## WHAT YOU ARE ASKED TO DO
Below are entries. Pull out all lines containing "drept".

════════════════

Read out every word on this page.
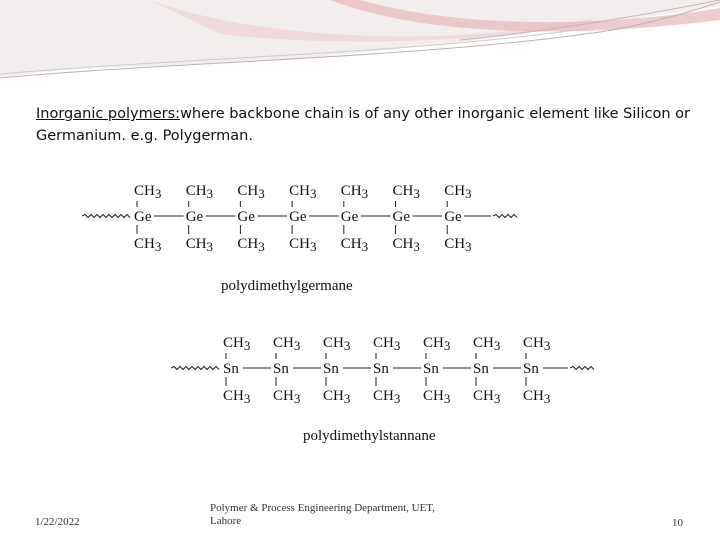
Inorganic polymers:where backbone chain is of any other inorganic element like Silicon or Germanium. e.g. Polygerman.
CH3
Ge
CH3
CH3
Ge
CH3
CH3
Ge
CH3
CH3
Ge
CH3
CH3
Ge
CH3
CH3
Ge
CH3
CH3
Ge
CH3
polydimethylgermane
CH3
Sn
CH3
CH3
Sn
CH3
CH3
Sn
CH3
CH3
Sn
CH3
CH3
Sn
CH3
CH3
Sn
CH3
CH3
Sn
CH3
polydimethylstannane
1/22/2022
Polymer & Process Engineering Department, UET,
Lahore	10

════════════════

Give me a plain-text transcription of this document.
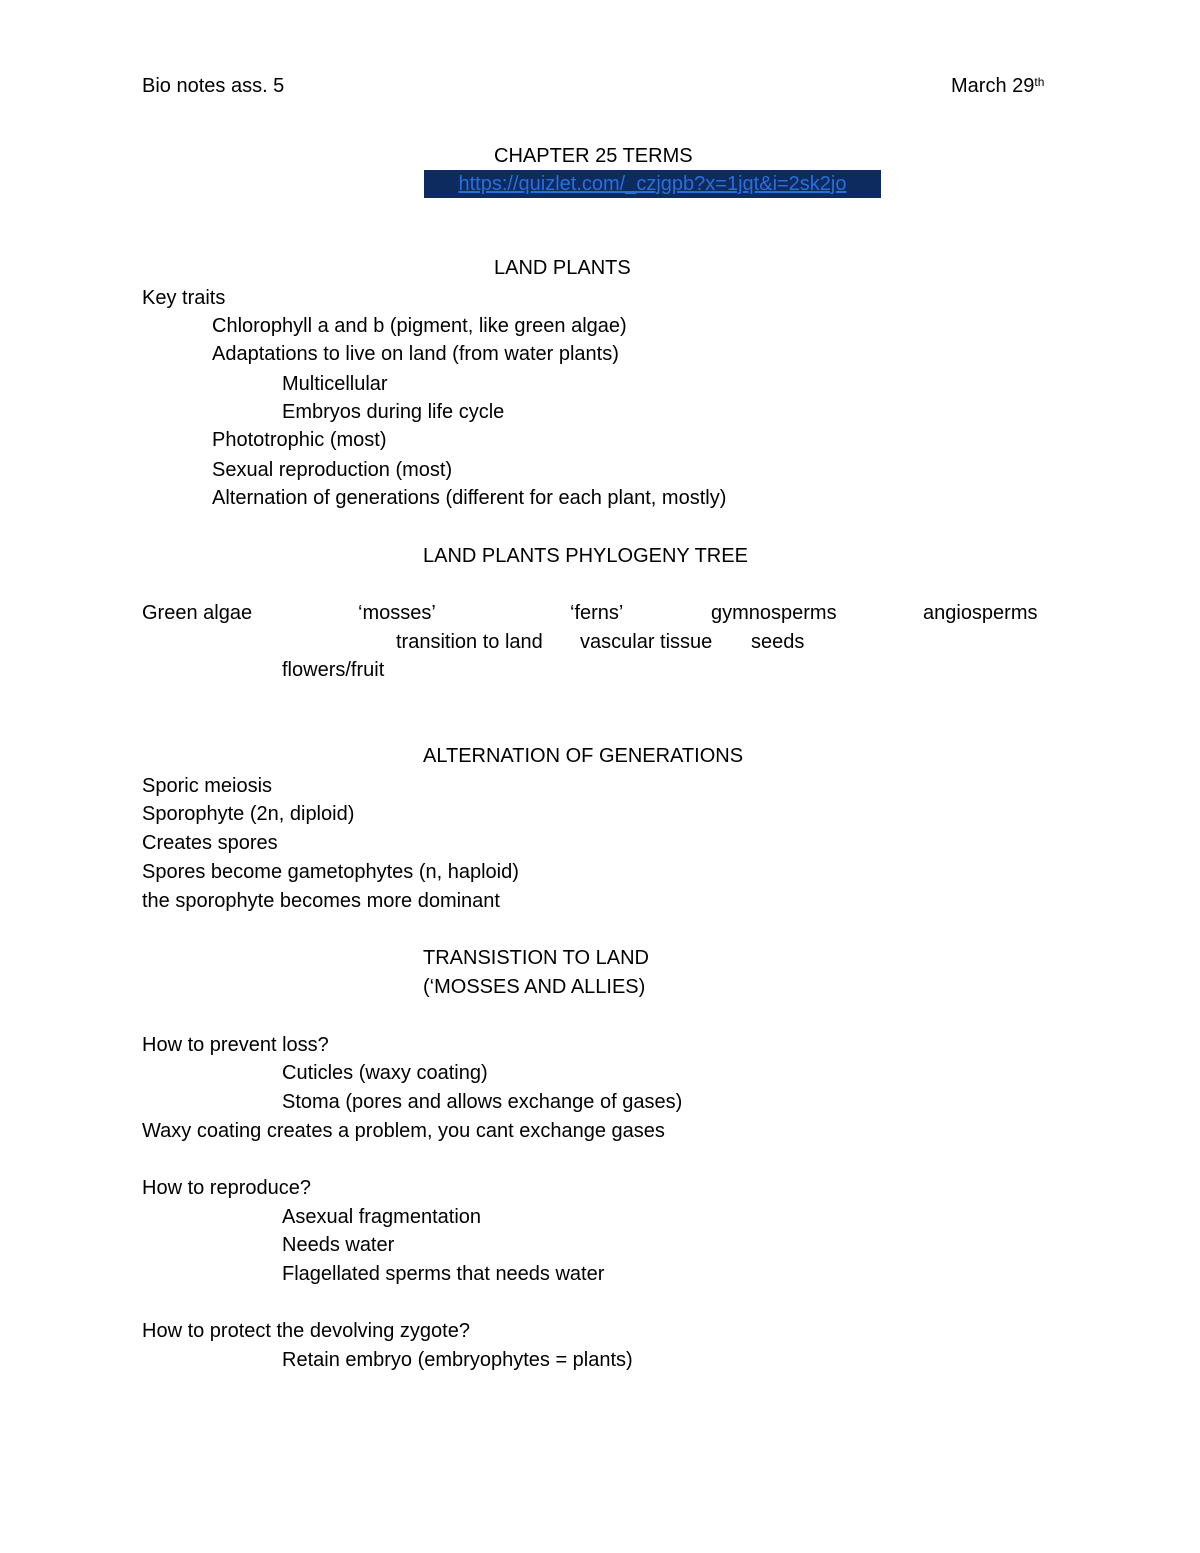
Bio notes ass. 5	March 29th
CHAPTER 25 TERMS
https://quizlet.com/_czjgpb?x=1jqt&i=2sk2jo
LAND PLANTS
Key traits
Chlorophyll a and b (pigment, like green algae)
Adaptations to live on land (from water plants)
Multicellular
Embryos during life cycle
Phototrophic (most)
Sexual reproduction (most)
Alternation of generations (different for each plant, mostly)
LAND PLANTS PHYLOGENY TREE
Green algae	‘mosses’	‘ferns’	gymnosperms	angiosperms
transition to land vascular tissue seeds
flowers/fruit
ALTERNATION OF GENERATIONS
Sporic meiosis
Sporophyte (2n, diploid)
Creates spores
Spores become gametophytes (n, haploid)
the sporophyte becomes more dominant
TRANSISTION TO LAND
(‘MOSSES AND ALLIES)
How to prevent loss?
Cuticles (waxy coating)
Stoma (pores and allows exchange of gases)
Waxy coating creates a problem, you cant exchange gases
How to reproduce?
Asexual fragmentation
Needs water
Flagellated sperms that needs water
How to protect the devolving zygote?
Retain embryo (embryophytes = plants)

════════════════

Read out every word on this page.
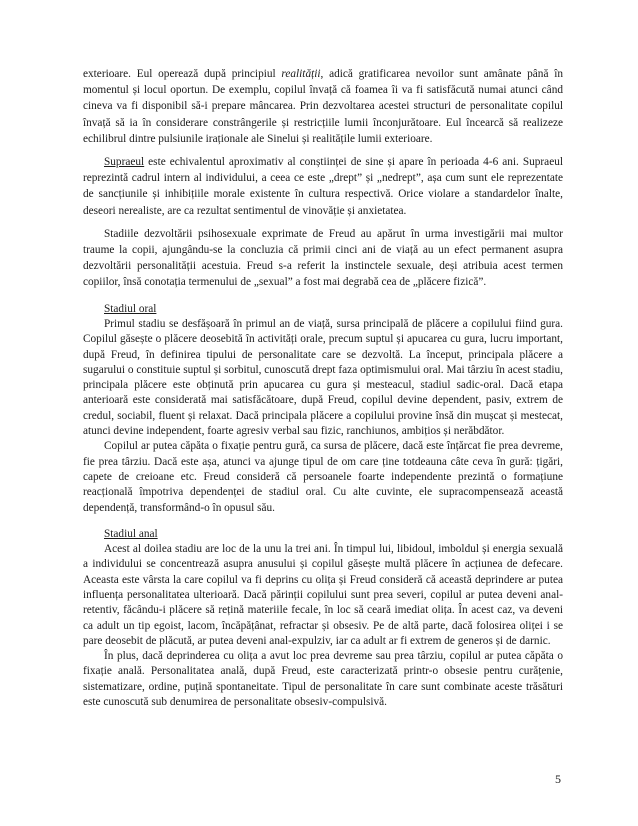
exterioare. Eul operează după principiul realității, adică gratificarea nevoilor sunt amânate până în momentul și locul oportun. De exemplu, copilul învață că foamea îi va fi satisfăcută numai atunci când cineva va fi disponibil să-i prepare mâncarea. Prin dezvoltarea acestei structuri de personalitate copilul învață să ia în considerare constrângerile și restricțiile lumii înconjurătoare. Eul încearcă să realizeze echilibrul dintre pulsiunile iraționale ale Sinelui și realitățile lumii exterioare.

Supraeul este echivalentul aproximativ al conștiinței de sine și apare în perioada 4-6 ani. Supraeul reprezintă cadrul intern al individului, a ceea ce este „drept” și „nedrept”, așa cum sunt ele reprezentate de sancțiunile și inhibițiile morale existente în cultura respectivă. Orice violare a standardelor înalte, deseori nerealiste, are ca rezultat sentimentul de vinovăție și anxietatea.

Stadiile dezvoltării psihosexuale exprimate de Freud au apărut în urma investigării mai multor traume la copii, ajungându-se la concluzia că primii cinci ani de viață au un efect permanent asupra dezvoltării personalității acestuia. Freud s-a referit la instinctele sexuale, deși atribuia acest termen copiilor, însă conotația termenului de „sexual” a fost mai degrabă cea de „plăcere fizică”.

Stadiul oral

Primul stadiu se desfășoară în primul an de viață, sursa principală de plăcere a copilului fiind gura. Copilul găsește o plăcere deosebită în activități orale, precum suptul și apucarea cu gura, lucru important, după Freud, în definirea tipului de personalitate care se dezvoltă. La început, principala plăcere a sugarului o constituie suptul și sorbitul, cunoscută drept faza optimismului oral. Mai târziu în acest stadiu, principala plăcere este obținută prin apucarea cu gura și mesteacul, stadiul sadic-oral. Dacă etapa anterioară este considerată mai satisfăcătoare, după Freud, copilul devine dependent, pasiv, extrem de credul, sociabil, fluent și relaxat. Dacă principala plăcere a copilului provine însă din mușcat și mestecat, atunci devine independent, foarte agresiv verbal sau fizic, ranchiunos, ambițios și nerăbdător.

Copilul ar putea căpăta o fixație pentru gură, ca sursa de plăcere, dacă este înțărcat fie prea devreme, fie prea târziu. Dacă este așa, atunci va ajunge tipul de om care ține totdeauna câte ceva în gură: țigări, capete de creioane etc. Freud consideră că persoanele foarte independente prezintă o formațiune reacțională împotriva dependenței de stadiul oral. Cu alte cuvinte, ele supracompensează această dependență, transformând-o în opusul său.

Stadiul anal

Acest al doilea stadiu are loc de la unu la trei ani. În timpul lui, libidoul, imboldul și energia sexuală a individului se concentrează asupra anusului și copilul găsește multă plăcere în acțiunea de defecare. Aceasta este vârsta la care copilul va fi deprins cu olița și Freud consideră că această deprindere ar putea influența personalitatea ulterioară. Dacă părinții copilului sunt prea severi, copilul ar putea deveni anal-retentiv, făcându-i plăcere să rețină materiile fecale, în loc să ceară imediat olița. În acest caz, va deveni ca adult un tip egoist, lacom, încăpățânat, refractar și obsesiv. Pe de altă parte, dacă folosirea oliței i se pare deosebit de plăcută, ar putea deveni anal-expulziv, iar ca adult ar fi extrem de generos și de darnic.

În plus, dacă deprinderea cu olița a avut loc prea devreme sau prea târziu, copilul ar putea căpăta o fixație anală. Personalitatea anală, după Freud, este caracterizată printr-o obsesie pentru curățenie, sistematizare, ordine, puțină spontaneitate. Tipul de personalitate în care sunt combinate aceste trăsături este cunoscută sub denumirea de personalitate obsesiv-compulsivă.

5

════════════════

## FINISHED ANSWER
Supraeul este echivalentul aproximativ al conștiinței de sine și apare în perioada 4-6 ani. Supraeul reprezintă cadrul intern al individului, a ceea ce este „drept” și „nedrept”, așa cum sunt ele reprezentate de sancțiunile și inhibițiile morale existente în cultura respectivă. Orice violare a standardelor înalte, deseori nerealiste, are ca rezultat sentimentul de vinovăție și anxietatea.
Primul stadiu se desfășoară în primul an de viață, sursa principală de plăcere a copilului fiind gura. Copilul găsește o plăcere deosebită în activități orale, precum suptul și apucarea cu gura, lucru important, după Freud, în definirea tipului de personalitate care se dezvoltă. La început, principala plăcere a sugarului o constituie suptul și sorbitul, cunoscută drept faza optimismului oral. Mai târziu în acest stadiu, principala plăcere este obținută prin apucarea cu gura și mesteacul, stadiul sadic-oral. Dacă etapa anterioară este considerată mai satisfăcătoare, după Freud, copilul devine dependent, pasiv, extrem de credul, sociabil, fluent și relaxat. Dacă principala plăcere a copilului provine însă din mușcat și mestecat, atunci devine independent, foarte agresiv verbal sau fizic, ranchiunos, ambițios și nerăbdător.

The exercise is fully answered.